§ **Exercise goal**
Lift every line from the entries that includes the word "Deep".

-------- Provided entries --------

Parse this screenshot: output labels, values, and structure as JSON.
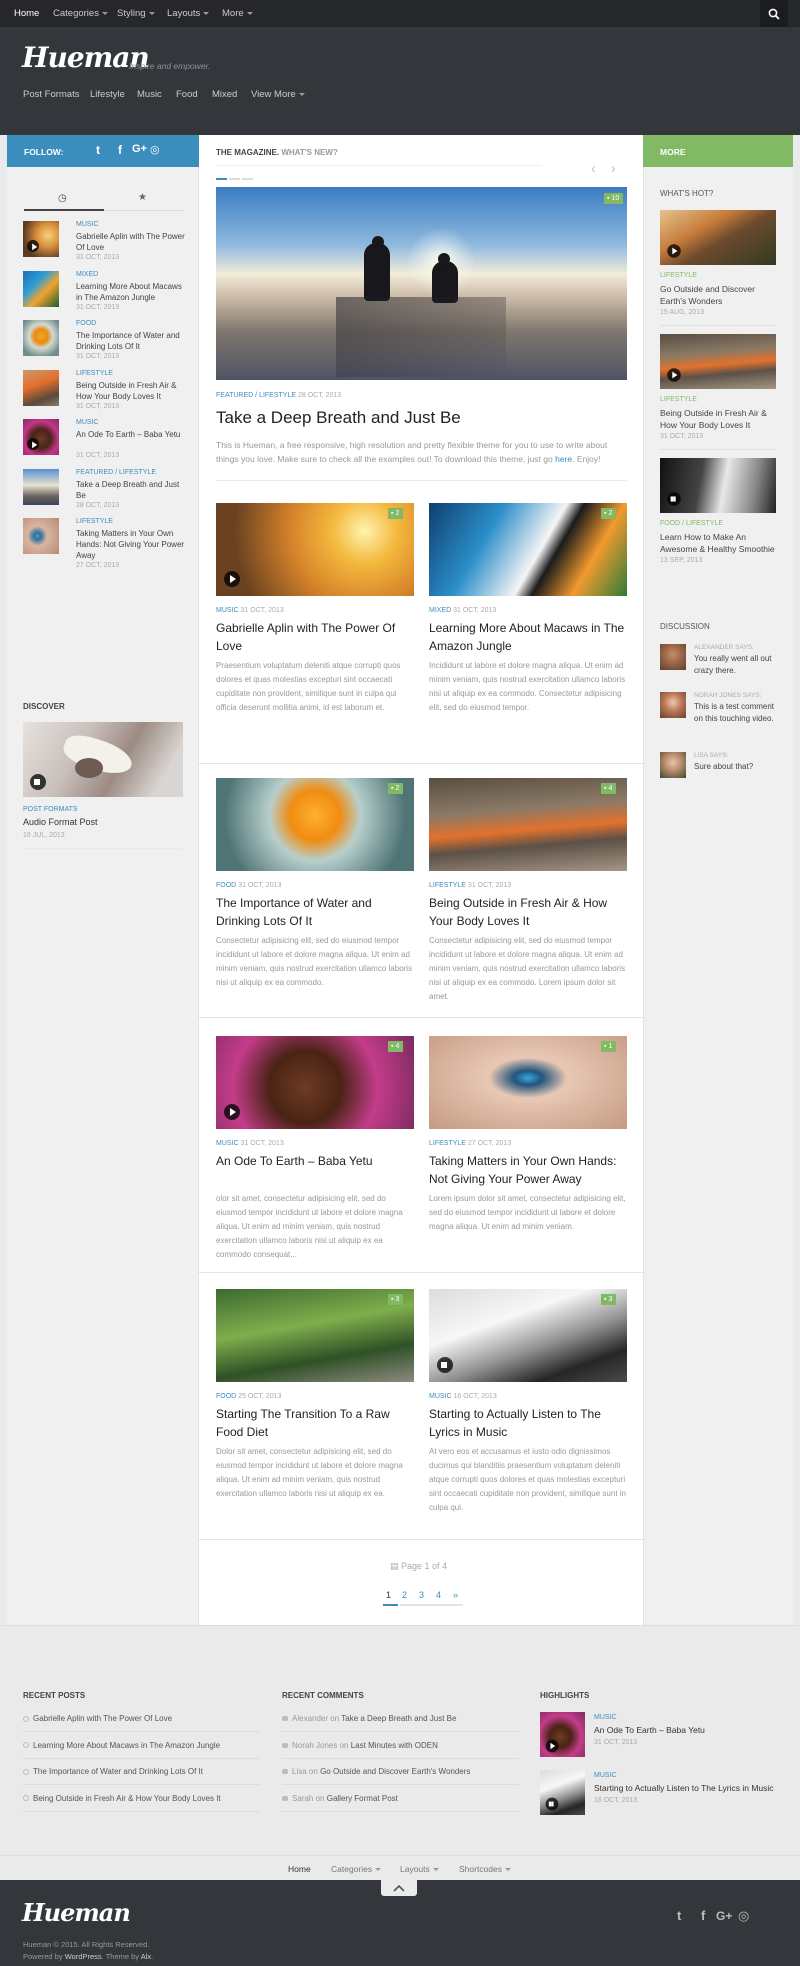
{
  "topnav": {
    "items": [
      {
        "label": "Home"
      },
      {
        "label": "Categories"
      },
      {
        "label": "Styling"
      },
      {
        "label": "Layouts"
      },
      {
        "label": "More"
      }
    ],
    "search_icon": "search-icon"
  },
  "header": {
    "logo": "Hueman",
    "tagline": "Inspire and empower."
  },
  "subnav": {
    "items": [
      {
        "label": "Post Formats"
      },
      {
        "label": "Lifestyle"
      },
      {
        "label": "Music"
      },
      {
        "label": "Food"
      },
      {
        "label": "Mixed"
      },
      {
        "label": "View More"
      }
    ]
  },
  "left_bar": {
    "follow": "FOLLOW:"
  },
  "main_bar": {
    "title": "THE MAGAZINE.",
    "subtitle": "WHAT'S NEW?"
  },
  "right_bar": {
    "title": "MORE"
  },
  "left_tabs": {
    "recent_icon": "clock-icon",
    "popular_icon": "star-icon"
  },
  "left_posts": [
    {
      "category": "MUSIC",
      "title": "Gabrielle Aplin with The Power Of Love",
      "date": "31 OCT, 2013",
      "media": "play"
    },
    {
      "category": "MIXED",
      "title": "Learning More About Macaws in The Amazon Jungle",
      "date": "31 OCT, 2013",
      "media": ""
    },
    {
      "category": "FOOD",
      "title": "The Importance of Water and Drinking Lots Of It",
      "date": "31 OCT, 2013",
      "media": ""
    },
    {
      "category": "LIFESTYLE",
      "title": "Being Outside in Fresh Air & How Your Body Loves It",
      "date": "31 OCT, 2013",
      "media": ""
    },
    {
      "category": "MUSIC",
      "title": "An Ode To Earth – Baba Yetu",
      "date": "31 OCT, 2013",
      "media": "play"
    },
    {
      "category": "FEATURED / LIFESTYLE",
      "title": "Take a Deep Breath and Just Be",
      "date": "28 OCT, 2013",
      "media": ""
    },
    {
      "category": "LIFESTYLE",
      "title": "Taking Matters in Your Own Hands: Not Giving Your Power Away",
      "date": "27 OCT, 2013",
      "media": ""
    }
  ],
  "discover": {
    "heading": "DISCOVER",
    "category": "POST FORMATS",
    "title": "Audio Format Post",
    "date": "16 JUL, 2013"
  },
  "featured": {
    "comments": "10",
    "category1": "FEATURED",
    "category2": "LIFESTYLE",
    "date": "28 OCT, 2013",
    "title": "Take a Deep Breath and Just Be",
    "excerpt_start": "This is Hueman, a free responsive, high resolution and pretty flexible theme for you to use to write about things you love. Make sure to check all the examples out! To download this theme, just go",
    "excerpt_link": "here",
    "excerpt_end": ". Enjoy!"
  },
  "grid_posts": [
    {
      "category": "MUSIC",
      "date": "31 OCT, 2013",
      "title": "Gabrielle Aplin with The Power Of Love",
      "comments": "2",
      "media": "play",
      "excerpt": "Praesentium voluptatum deleniti atque corrupti quos dolores et quas molestias excepturi sint occaecati cupiditate non provident, similique sunt in culpa qui officia deserunt mollitia animi, id est laborum et."
    },
    {
      "category": "MIXED",
      "date": "31 OCT, 2013",
      "title": "Learning More About Macaws in The Amazon Jungle",
      "comments": "2",
      "media": "",
      "excerpt": "Incididunt ut labore et dolore magna aliqua. Ut enim ad minim veniam, quis nostrud exercitation ullamco laboris nisi ut aliquip ex ea commodo. Consectetur adipisicing elit, sed do eiusmod tempor."
    },
    {
      "category": "FOOD",
      "date": "31 OCT, 2013",
      "title": "The Importance of Water and Drinking Lots Of It",
      "comments": "2",
      "media": "",
      "excerpt": "Consectetur adipisicing elit, sed do eiusmod tempor incididunt ut labore et dolore magna aliqua. Ut enim ad minim veniam, quis nostrud exercitation ullamco laboris nisi ut aliquip ex ea commodo."
    },
    {
      "category": "LIFESTYLE",
      "date": "31 OCT, 2013",
      "title": "Being Outside in Fresh Air & How Your Body Loves It",
      "comments": "4",
      "media": "",
      "excerpt": "Consectetur adipisicing elit, sed do eiusmod tempor incididunt ut labore et dolore magna aliqua. Ut enim ad minim veniam, quis nostrud exercitation ullamco laboris nisi ut aliquip ex ea commodo. Lorem ipsum dolor sit amet."
    },
    {
      "category": "MUSIC",
      "date": "31 OCT, 2013",
      "title": "An Ode To Earth – Baba Yetu",
      "comments": "4",
      "media": "play",
      "excerpt": "olor sit amet, consectetur adipisicing elit, sed do eiusmod tempor incididunt ut labore et dolore magna aliqua. Ut enim ad minim veniam, quis nostrud exercitation ullamco laboris nisi ut aliquip ex ea commodo consequat..."
    },
    {
      "category": "LIFESTYLE",
      "date": "27 OCT, 2013",
      "title": "Taking Matters in Your Own Hands: Not Giving Your Power Away",
      "comments": "1",
      "media": "",
      "excerpt": "Lorem ipsum dolor sit amet, consectetur adipisicing elit, sed do eiusmod tempor incididunt ut labore et dolore magna aliqua. Ut enim ad minim veniam."
    },
    {
      "category": "FOOD",
      "date": "25 OCT, 2013",
      "title": "Starting The Transition To a Raw Food Diet",
      "comments": "3",
      "media": "",
      "excerpt": "Dolor sit amet, consectetur adipisicing elit, sed do eiusmod tempor incididunt ut labore et dolore magna aliqua. Ut enim ad minim veniam, quis nostrud exercitation ullamco laboris nisi ut aliquip ex ea."
    },
    {
      "category": "MUSIC",
      "date": "16 OCT, 2013",
      "title": "Starting to Actually Listen to The Lyrics in Music",
      "comments": "3",
      "media": "sound",
      "excerpt": "At vero eos et accusamus et iusto odio dignissimos ducimus qui blanditiis praesentium voluptatum deleniti atque corrupti quos dolores et quas molestias excepturi sint occaecati cupiditate non provident, similique sunt in culpa qui."
    }
  ],
  "pagination": {
    "label": "Page 1 of 4",
    "pages": [
      "1",
      "2",
      "3",
      "4",
      "»"
    ]
  },
  "right_hot": {
    "heading": "WHAT'S HOT?",
    "posts": [
      {
        "category": "LIFESTYLE",
        "title": "Go Outside and Discover Earth's Wonders",
        "date": "15 AUG, 2013"
      },
      {
        "category": "LIFESTYLE",
        "title": "Being Outside in Fresh Air & How Your Body Loves It",
        "date": "31 OCT, 2013"
      },
      {
        "category": "FOOD / LIFESTYLE",
        "title": "Learn How to Make An Awesome & Healthy Smoothie",
        "date": "13 SEP, 2013"
      }
    ]
  },
  "right_discussion": {
    "heading": "DISCUSSION",
    "comments": [
      {
        "author": "ALEXANDER SAYS:",
        "text": "You really went all out crazy there."
      },
      {
        "author": "NORAH JONES SAYS:",
        "text": "This is a test comment on this touching video."
      },
      {
        "author": "LISA SAYS:",
        "text": "Sure about that?"
      }
    ]
  },
  "footer": {
    "recent_posts": {
      "heading": "RECENT POSTS",
      "items": [
        "Gabrielle Aplin with The Power Of Love",
        "Learning More About Macaws in The Amazon Jungle",
        "The Importance of Water and Drinking Lots Of It",
        "Being Outside in Fresh Air & How Your Body Loves It"
      ]
    },
    "recent_comments": {
      "heading": "RECENT COMMENTS",
      "items": [
        {
          "author": "Alexander",
          "on": "on",
          "post": "Take a Deep Breath and Just Be"
        },
        {
          "author": "Norah Jones",
          "on": "on",
          "post": "Last Minutes with ODEN"
        },
        {
          "author": "Lisa",
          "on": "on",
          "post": "Go Outside and Discover Earth's Wonders"
        },
        {
          "author": "Sarah",
          "on": "on",
          "post": "Gallery Format Post"
        }
      ]
    },
    "highlights": {
      "heading": "HIGHLIGHTS",
      "items": [
        {
          "category": "MUSIC",
          "title": "An Ode To Earth – Baba Yetu",
          "date": "31 OCT, 2013"
        },
        {
          "category": "MUSIC",
          "title": "Starting to Actually Listen to The Lyrics in Music",
          "date": "16 OCT, 2013"
        }
      ]
    },
    "nav": [
      {
        "label": "Home"
      },
      {
        "label": "Categories"
      },
      {
        "label": "Layouts"
      },
      {
        "label": "Shortcodes"
      }
    ],
    "logo": "Hueman",
    "copyright": "Hueman © 2015. All Rights Reserved.",
    "powered_prefix": "Powered by",
    "powered_wp": "WordPress",
    "theme_prefix": ". Theme by",
    "theme_author": "Alx",
    "theme_suffix": "."
  },
  "colors": {
    "accent_blue": "#3b8dbd",
    "accent_green": "#82b965",
    "dark": "#33363b",
    "topbar": "#26272b"
  }
}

--------

§ **Reply to the exercise**
      "title": "Take a Deep Breath and Just Be",
    "title": "Take a Deep Breath and Just Be",
          "post": "Take a Deep Breath and Just Be"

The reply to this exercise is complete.